_Data records_
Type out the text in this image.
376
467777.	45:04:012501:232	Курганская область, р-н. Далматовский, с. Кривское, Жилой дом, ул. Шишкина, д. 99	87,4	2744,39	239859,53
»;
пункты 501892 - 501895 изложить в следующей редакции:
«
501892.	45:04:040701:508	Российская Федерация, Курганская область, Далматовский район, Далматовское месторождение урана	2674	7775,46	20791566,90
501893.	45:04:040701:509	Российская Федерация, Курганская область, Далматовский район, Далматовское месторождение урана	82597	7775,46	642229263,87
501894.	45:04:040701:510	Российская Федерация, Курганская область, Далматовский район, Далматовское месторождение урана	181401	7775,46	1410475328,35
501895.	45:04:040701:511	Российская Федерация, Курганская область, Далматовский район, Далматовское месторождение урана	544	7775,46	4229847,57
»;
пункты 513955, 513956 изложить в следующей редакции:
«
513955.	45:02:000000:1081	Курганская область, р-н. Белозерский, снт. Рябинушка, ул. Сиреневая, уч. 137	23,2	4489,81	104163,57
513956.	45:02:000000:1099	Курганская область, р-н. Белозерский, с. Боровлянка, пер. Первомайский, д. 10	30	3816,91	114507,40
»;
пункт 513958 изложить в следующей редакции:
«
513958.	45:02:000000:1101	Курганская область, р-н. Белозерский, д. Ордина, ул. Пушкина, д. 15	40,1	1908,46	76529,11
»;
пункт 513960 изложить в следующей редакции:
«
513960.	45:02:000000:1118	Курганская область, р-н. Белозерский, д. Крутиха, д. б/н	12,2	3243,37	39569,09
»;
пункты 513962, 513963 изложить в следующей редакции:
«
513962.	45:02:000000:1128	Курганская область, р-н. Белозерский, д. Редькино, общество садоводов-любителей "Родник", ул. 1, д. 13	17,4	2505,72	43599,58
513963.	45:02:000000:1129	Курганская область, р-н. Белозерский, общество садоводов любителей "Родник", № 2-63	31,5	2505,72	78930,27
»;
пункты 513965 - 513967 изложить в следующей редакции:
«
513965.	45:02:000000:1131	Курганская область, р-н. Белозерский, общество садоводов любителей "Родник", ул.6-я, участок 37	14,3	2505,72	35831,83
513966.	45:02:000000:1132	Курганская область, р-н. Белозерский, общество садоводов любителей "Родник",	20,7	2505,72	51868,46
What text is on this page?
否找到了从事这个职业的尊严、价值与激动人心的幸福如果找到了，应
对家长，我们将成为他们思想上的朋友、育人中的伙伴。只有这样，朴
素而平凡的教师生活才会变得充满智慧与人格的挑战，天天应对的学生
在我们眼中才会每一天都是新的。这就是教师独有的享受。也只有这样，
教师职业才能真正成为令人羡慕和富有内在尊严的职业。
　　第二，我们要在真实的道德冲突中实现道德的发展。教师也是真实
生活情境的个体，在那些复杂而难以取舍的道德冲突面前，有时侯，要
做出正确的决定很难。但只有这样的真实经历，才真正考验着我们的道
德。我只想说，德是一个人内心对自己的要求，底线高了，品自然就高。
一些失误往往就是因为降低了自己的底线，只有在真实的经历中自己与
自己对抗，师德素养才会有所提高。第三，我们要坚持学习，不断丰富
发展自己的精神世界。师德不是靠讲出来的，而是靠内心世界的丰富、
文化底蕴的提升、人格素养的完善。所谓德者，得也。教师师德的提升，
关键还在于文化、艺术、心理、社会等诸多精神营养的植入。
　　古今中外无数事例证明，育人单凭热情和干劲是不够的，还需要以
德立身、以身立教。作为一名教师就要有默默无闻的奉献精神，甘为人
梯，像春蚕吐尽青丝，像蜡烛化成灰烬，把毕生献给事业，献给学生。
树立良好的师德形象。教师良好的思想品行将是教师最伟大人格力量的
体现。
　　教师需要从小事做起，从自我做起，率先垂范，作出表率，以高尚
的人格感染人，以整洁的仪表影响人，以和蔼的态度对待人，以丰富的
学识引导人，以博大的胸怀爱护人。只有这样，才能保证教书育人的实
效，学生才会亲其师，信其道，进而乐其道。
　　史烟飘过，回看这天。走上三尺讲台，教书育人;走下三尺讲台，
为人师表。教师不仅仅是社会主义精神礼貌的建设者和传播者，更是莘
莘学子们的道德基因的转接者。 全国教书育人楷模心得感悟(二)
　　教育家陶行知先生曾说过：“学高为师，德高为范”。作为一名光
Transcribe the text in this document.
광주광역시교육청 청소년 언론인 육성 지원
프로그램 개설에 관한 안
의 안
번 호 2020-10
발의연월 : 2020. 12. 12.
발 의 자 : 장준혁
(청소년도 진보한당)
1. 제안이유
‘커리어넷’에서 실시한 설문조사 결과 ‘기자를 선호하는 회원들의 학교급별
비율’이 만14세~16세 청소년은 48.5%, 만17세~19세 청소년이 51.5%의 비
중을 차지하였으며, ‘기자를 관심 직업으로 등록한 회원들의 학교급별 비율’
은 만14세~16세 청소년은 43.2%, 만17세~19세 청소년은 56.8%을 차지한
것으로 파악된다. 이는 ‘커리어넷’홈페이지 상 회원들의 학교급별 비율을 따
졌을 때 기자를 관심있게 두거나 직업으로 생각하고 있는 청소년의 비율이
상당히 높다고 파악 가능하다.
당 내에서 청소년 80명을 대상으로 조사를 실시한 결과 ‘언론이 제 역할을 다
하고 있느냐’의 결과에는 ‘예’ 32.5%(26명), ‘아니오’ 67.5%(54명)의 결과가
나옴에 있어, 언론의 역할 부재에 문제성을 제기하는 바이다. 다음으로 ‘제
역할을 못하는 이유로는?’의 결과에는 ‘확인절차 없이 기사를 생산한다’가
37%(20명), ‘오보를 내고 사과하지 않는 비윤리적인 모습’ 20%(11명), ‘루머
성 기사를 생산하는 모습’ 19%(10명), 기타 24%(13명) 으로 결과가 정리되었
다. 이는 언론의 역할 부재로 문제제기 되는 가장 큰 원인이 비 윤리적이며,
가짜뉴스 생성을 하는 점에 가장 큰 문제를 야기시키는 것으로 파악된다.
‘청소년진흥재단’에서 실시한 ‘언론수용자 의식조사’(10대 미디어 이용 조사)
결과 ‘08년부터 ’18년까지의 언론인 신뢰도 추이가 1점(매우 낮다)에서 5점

_What needs to be done_
Each line holding "урана" must be found and copied.

_Correct answer_
501892.	45:04:040701:508	Российская Федерация, Курганская область, Далматовский район, Далматовское месторождение урана	2674	7775,46	20791566,90
501893.	45:04:040701:509	Российская Федерация, Курганская область, Далматовский район, Далматовское месторождение урана	82597	7775,46	642229263,87
501894.	45:04:040701:510	Российская Федерация, Курганская область, Далматовский район, Далматовское месторождение урана	181401	7775,46	1410475328,35
501895.	45:04:040701:511	Российская Федерация, Курганская область, Далматовский район, Далматовское месторождение урана	544	7775,46	4229847,57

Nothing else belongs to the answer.